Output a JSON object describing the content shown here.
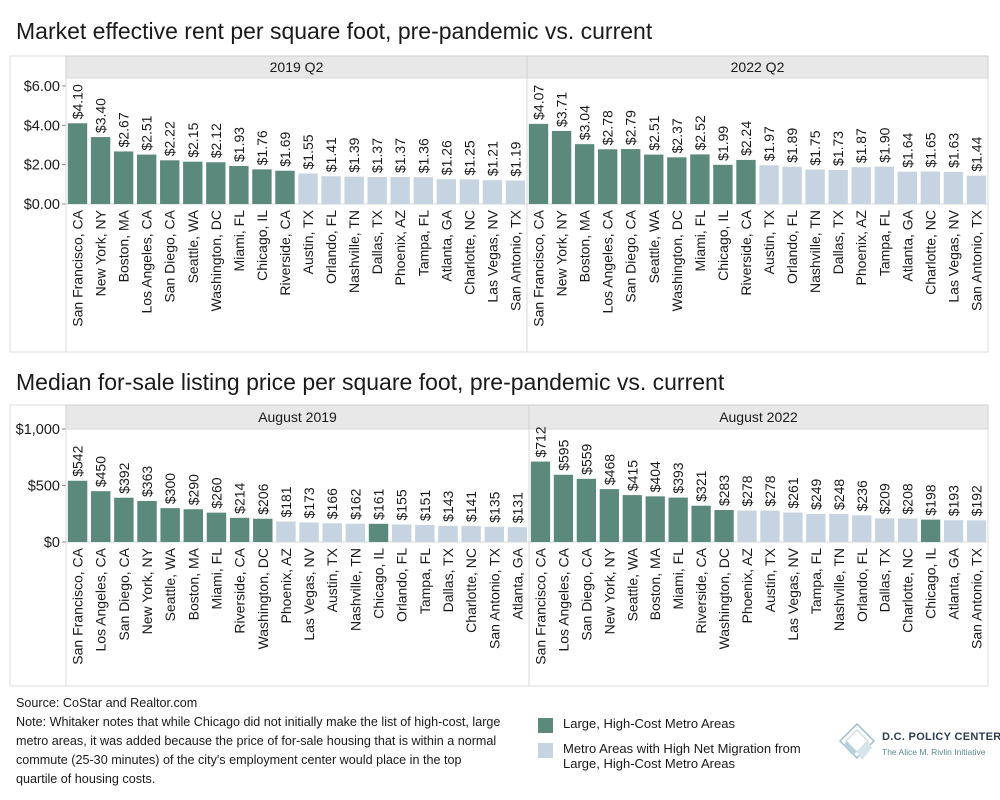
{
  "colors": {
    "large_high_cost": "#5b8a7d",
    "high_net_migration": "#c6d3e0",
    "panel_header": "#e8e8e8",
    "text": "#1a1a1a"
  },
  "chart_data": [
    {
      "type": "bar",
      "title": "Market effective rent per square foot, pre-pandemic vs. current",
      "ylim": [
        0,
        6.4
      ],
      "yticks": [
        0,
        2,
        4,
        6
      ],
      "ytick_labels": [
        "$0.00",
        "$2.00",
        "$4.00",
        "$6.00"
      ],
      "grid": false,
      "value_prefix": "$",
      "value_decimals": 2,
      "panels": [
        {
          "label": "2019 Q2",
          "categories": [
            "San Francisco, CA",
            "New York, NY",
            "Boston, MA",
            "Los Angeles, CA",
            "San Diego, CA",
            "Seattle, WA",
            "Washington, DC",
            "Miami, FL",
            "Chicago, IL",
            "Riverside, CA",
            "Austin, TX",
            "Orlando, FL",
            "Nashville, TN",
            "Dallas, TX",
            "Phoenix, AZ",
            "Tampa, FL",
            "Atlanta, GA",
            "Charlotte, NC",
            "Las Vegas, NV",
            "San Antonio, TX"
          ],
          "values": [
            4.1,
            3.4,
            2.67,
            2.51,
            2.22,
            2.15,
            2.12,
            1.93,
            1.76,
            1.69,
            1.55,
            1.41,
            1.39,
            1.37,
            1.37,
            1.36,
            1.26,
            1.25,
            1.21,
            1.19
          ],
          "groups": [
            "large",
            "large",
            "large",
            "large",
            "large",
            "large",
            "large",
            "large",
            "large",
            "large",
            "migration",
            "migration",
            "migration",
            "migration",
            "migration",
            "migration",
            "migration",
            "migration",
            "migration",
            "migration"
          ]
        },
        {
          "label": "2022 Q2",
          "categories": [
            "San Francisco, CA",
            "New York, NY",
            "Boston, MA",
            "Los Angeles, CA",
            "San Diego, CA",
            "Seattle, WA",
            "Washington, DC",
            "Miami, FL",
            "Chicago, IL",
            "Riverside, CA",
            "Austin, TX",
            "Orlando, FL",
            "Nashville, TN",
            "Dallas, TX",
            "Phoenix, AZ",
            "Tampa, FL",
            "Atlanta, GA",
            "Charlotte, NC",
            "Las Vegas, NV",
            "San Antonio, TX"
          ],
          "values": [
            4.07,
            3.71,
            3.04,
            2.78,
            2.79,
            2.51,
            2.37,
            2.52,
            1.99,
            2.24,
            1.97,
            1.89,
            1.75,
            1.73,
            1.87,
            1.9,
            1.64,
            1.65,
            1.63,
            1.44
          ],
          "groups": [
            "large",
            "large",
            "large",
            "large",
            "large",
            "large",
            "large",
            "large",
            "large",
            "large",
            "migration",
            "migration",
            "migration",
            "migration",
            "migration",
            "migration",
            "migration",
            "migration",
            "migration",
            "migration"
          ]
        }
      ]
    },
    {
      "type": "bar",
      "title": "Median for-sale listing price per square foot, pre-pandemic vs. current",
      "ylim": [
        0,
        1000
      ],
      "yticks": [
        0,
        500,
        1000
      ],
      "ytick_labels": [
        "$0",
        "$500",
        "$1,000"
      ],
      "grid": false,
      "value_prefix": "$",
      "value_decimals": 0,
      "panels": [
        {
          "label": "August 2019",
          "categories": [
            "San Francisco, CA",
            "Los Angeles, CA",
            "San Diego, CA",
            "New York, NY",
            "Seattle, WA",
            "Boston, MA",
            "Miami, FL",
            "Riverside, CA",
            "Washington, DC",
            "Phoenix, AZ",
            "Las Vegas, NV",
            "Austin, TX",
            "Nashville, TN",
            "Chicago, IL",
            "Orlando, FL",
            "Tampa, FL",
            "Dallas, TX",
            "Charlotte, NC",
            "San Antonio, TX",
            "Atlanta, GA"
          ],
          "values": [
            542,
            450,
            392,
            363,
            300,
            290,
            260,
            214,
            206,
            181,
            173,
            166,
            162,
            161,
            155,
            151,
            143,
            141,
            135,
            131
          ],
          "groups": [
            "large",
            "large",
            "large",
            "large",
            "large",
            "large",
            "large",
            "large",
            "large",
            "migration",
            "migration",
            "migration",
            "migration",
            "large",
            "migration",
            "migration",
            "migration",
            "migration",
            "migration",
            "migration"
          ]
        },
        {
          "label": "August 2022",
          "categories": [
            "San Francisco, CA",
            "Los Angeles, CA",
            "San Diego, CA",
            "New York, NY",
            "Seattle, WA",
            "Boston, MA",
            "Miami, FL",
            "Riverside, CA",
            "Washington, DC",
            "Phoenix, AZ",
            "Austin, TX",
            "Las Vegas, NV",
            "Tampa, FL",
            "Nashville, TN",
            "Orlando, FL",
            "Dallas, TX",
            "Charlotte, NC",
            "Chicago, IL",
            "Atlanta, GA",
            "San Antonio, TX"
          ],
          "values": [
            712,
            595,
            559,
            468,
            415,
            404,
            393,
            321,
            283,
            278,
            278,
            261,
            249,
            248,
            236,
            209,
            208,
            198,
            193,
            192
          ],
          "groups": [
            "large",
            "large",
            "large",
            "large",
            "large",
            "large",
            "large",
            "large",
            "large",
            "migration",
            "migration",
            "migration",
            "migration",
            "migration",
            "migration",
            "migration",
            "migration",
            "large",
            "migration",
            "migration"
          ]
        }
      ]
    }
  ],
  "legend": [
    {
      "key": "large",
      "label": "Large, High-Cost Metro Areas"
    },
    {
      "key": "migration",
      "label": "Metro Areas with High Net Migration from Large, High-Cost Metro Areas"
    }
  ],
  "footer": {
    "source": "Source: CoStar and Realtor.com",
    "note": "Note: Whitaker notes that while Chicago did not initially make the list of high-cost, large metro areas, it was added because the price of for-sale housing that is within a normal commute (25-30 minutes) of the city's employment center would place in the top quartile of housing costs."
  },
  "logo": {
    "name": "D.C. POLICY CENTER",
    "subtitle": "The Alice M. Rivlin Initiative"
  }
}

--

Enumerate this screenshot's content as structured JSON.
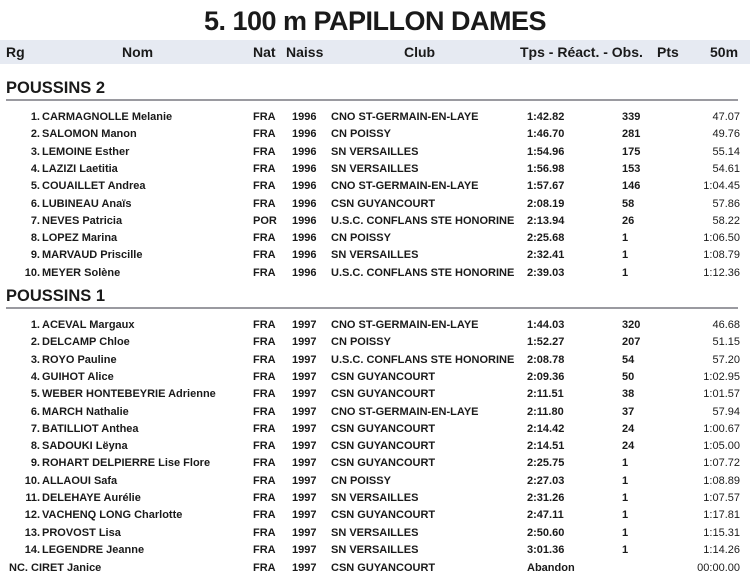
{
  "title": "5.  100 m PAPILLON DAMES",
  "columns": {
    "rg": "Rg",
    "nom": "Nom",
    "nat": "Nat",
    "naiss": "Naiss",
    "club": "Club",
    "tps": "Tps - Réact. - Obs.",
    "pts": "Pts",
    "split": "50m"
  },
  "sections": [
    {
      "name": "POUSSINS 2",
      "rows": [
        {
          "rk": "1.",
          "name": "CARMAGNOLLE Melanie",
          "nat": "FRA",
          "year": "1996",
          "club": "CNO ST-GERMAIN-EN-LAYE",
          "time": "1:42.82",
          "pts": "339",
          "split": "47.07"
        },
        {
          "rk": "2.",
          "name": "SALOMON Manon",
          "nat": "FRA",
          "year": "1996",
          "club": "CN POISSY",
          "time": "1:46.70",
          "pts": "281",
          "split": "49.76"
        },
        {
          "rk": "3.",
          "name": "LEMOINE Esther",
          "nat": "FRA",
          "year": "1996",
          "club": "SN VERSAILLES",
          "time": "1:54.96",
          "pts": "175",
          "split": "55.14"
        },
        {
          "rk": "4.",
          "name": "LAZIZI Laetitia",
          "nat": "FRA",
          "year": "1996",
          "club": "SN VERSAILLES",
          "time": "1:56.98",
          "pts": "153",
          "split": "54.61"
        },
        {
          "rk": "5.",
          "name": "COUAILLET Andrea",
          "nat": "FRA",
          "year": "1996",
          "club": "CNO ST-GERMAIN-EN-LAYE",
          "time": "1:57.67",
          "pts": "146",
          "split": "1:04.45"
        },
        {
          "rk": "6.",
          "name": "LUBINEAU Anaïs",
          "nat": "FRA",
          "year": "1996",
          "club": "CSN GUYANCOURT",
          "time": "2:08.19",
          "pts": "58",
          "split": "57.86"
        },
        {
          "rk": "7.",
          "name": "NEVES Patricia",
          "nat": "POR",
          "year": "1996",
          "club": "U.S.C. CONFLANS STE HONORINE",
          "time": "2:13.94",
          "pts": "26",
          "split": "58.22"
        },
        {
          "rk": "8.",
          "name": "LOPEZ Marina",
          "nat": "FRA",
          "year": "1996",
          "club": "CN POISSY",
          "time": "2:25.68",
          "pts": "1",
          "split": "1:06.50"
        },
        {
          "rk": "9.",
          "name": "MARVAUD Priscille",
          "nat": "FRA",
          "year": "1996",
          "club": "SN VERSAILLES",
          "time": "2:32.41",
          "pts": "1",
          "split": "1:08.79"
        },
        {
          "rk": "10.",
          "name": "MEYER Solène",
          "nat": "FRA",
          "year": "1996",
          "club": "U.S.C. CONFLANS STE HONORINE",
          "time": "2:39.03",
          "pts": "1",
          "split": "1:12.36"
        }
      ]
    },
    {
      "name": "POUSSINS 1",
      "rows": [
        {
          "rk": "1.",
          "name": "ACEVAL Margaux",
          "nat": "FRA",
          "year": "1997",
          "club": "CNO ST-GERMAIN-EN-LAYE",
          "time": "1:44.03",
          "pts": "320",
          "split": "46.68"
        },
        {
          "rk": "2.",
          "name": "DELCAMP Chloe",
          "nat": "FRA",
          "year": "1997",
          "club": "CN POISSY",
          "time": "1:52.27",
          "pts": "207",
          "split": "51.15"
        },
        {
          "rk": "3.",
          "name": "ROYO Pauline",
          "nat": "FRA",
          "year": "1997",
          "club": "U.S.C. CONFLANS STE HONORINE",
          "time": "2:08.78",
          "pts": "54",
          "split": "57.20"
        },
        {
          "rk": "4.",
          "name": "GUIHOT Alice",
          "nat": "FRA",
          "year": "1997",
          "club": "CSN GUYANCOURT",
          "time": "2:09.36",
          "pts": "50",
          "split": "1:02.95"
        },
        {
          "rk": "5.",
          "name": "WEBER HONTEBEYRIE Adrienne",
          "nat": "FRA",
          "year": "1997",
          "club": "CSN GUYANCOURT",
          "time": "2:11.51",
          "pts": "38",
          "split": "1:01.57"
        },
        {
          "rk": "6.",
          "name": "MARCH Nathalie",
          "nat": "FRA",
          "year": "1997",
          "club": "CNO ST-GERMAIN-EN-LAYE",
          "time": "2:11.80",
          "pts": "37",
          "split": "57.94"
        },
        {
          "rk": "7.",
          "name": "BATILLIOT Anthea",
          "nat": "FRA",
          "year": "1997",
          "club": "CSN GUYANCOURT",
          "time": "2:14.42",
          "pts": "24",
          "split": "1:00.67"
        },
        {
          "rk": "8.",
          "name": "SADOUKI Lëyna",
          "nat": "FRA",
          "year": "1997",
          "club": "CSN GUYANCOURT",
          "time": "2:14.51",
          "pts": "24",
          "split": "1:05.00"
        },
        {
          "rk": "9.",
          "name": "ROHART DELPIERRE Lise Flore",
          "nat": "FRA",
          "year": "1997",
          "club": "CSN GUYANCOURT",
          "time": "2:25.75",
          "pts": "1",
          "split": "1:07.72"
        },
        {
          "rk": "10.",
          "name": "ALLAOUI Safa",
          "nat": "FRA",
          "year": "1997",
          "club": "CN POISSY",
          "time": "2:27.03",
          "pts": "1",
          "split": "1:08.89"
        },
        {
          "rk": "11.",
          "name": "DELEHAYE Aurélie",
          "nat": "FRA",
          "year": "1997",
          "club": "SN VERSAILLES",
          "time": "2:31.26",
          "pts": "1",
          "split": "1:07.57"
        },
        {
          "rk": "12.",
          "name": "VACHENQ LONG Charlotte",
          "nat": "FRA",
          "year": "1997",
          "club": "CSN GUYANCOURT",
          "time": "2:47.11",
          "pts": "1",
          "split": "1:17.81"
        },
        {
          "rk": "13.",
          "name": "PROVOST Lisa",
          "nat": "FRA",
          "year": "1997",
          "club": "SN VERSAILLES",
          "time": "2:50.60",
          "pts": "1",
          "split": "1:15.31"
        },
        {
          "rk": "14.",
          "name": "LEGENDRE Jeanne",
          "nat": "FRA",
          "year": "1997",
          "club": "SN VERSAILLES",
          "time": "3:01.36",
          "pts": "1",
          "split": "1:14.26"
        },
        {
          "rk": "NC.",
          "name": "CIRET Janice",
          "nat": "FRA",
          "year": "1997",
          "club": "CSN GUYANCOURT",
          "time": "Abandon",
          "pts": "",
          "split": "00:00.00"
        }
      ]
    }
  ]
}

--

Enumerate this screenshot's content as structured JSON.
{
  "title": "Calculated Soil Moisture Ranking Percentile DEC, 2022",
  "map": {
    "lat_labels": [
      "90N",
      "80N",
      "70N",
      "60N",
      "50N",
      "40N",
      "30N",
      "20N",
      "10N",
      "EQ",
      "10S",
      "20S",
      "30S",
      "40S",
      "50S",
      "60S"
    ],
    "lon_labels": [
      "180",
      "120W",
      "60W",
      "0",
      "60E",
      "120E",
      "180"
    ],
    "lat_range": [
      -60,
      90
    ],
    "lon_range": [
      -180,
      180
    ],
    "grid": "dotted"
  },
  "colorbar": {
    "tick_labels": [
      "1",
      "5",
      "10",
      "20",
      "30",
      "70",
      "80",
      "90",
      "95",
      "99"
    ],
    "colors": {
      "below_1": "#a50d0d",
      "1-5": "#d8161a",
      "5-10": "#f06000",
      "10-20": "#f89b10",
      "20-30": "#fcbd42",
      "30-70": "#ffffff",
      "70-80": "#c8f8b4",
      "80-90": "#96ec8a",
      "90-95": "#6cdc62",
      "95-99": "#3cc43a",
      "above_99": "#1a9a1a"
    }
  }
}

**Task statement:** Identify the lines of the entries containing the string "pandemic". Copy each such line.

**Answer to the problem:**
      "title": "Market effective rent per square foot, pre-pandemic vs. current",
      "title": "Median for-sale listing price per square foot, pre-pandemic vs. current",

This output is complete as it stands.